▶ _TO DO_:
Locate each line of the material that contains "this", then return it.

Records from a data source:
* BEGIN *

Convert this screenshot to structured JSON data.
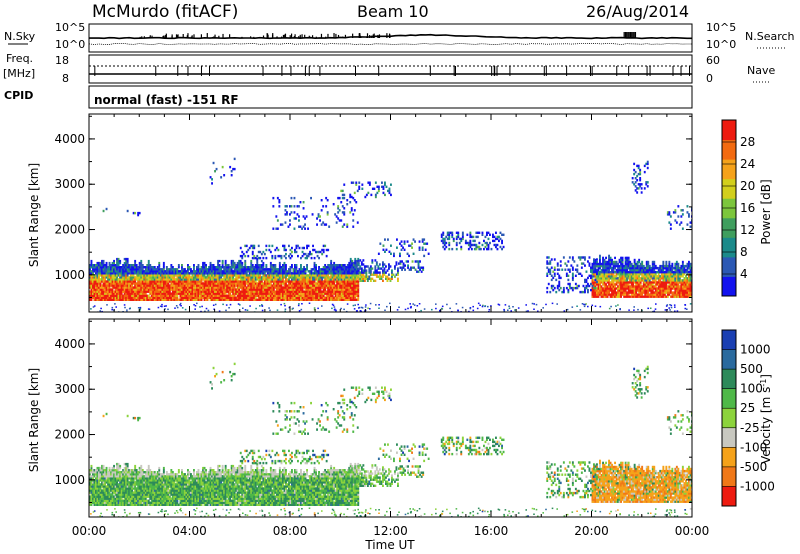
{
  "header": {
    "station": "McMurdo (fitACF)",
    "beam": "Beam 10",
    "date": "26/Aug/2014",
    "mode": "normal (fast) -151 RF"
  },
  "side_labels": {
    "nsky": "N.Sky",
    "freq_line1": "Freq.",
    "freq_line2": "[MHz]",
    "cpid": "CPID",
    "nsearch": "N.Search",
    "nave": "Nave"
  },
  "top_panels": {
    "noise_left_ticks": [
      "10^5",
      "10^0"
    ],
    "noise_right_ticks": [
      "10^5",
      "10^0"
    ],
    "freq_left_ticks": [
      "18",
      "8"
    ],
    "nave_right_ticks": [
      "60",
      "0"
    ]
  },
  "chart_data": [
    {
      "type": "heatmap",
      "name": "power",
      "ylabel": "Slant Range [km]",
      "ylim": [
        180,
        4550
      ],
      "yticks": [
        "1000",
        "2000",
        "3000",
        "4000"
      ],
      "ytick_values": [
        1000,
        2000,
        3000,
        4000
      ],
      "xlim_hours": [
        0,
        24
      ],
      "colorbar": {
        "label": "Power [dB]",
        "tick_labels": [
          "4",
          "8",
          "12",
          "16",
          "20",
          "24",
          "28"
        ],
        "tick_values": [
          4,
          8,
          12,
          16,
          20,
          24,
          28
        ],
        "range": [
          0,
          32
        ],
        "colors": [
          "#1212ee",
          "#2b58b4",
          "#1b8a8a",
          "#3f9e5e",
          "#7cc63c",
          "#d2cf1c",
          "#f5a21a",
          "#f26a10",
          "#ee1b10"
        ]
      }
    },
    {
      "type": "heatmap",
      "name": "velocity",
      "ylabel": "Slant Range [km]",
      "ylim": [
        180,
        4550
      ],
      "yticks": [
        "1000",
        "2000",
        "3000",
        "4000"
      ],
      "ytick_values": [
        1000,
        2000,
        3000,
        4000
      ],
      "xlim_hours": [
        0,
        24
      ],
      "xticks": [
        "00:00",
        "04:00",
        "08:00",
        "12:00",
        "16:00",
        "20:00",
        "00:00"
      ],
      "xlabel": "Time UT",
      "colorbar": {
        "label": "Velocity [m s",
        "label_sup": "-1",
        "label_end": "]",
        "tick_labels": [
          "1000",
          "500",
          "100",
          "25",
          "-25",
          "-100",
          "-500",
          "-1000"
        ],
        "colors": [
          "#1a3fb2",
          "#2a6a9e",
          "#2d8a5a",
          "#4fb848",
          "#8cd33c",
          "#c8c8c0",
          "#f5a21a",
          "#f07818",
          "#ee1b10"
        ]
      }
    }
  ]
}
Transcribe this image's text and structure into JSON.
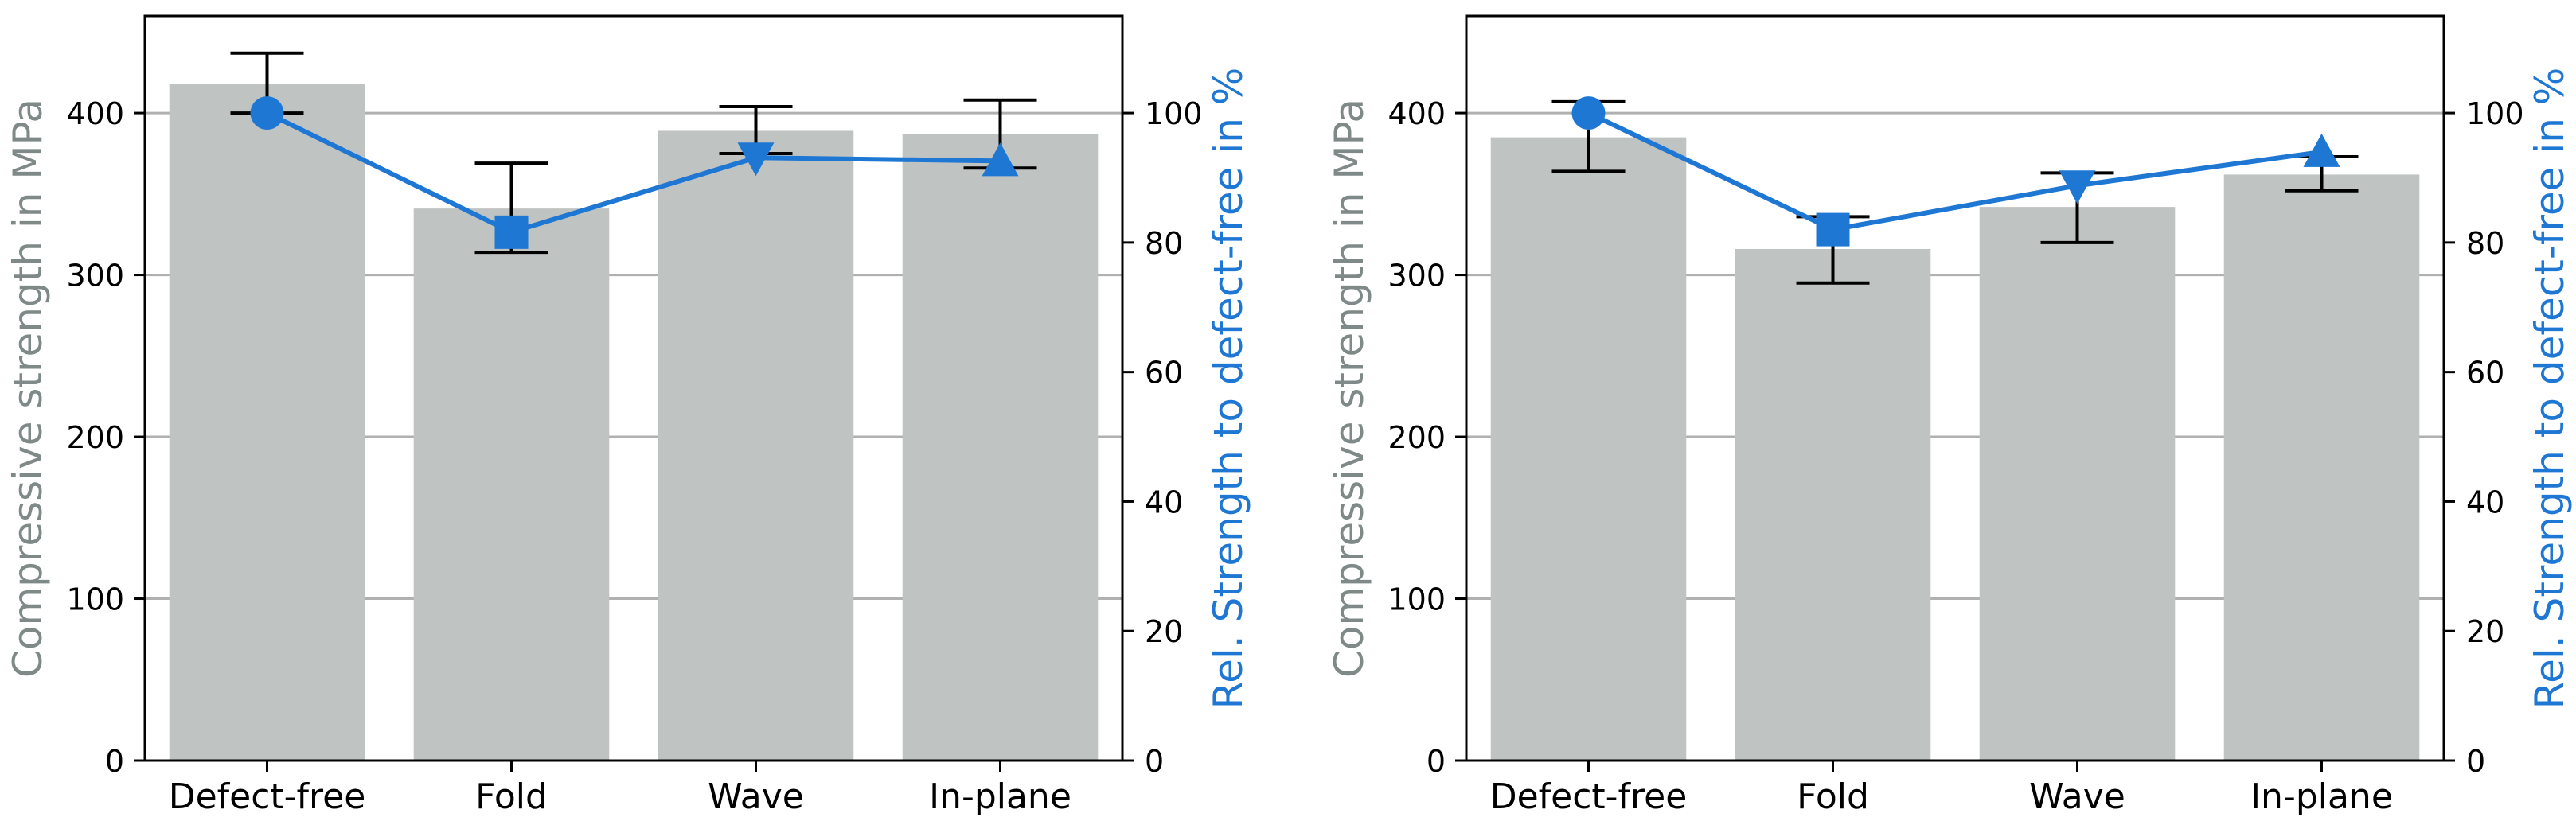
{
  "chart_data": [
    {
      "type": "bar",
      "categories": [
        "Defect-free",
        "Fold",
        "Wave",
        "In-plane"
      ],
      "ylabel": "Compressive strength in MPa",
      "ylim": [
        0,
        460
      ],
      "yticks": [
        0,
        100,
        200,
        300,
        400
      ],
      "y2label": "Rel. Strength to defect-free in %",
      "y2lim": [
        0,
        115
      ],
      "y2ticks": [
        0,
        20,
        40,
        60,
        80,
        100
      ],
      "grid": true,
      "bar_color": "#bfc3c2",
      "bars": {
        "values": [
          418,
          341,
          389,
          387
        ],
        "err_low": [
          400,
          314,
          375,
          366
        ],
        "err_high": [
          437,
          369,
          404,
          408
        ]
      },
      "relative": {
        "values": [
          100,
          81.6,
          93.1,
          92.6
        ],
        "markers": [
          "circle",
          "square",
          "triangle-down",
          "triangle-up"
        ],
        "color": "#1f77d4"
      }
    },
    {
      "type": "bar",
      "categories": [
        "Defect-free",
        "Fold",
        "Wave",
        "In-plane"
      ],
      "ylabel": "Compressive strength in MPa",
      "ylim": [
        0,
        460
      ],
      "yticks": [
        0,
        100,
        200,
        300,
        400
      ],
      "y2label": "Rel. Strength to defect-free in %",
      "y2lim": [
        0,
        115
      ],
      "y2ticks": [
        0,
        20,
        40,
        60,
        80,
        100
      ],
      "grid": true,
      "bar_color": "#bfc3c2",
      "bars": {
        "values": [
          385,
          316,
          342,
          362
        ],
        "err_low": [
          364,
          295,
          320,
          352
        ],
        "err_high": [
          407,
          336,
          363,
          373
        ]
      },
      "relative": {
        "values": [
          100,
          82,
          88.8,
          94
        ],
        "markers": [
          "circle",
          "square",
          "triangle-down",
          "triangle-up"
        ],
        "color": "#1f77d4"
      }
    }
  ]
}
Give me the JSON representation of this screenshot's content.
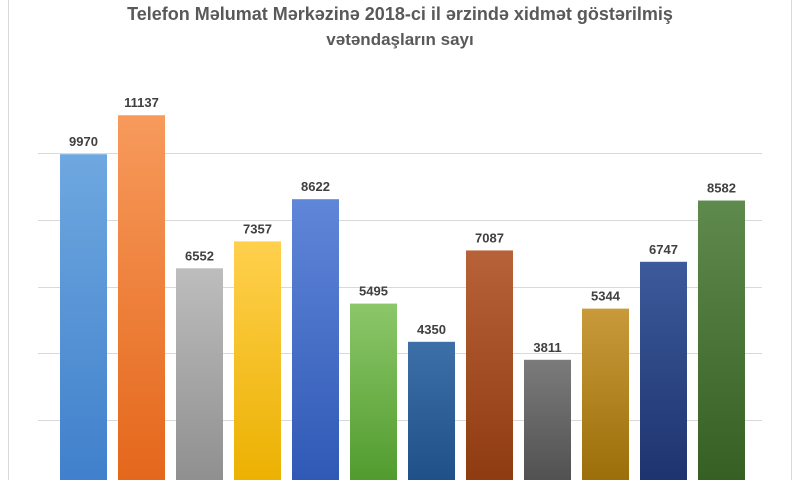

* END *

▶ _RESPONSE TO THE TASK_:
Convert this screenshot to structured JSON data.
Transcribe this image's text and structure into JSON.
Give me the JSON representation of this screenshot's content.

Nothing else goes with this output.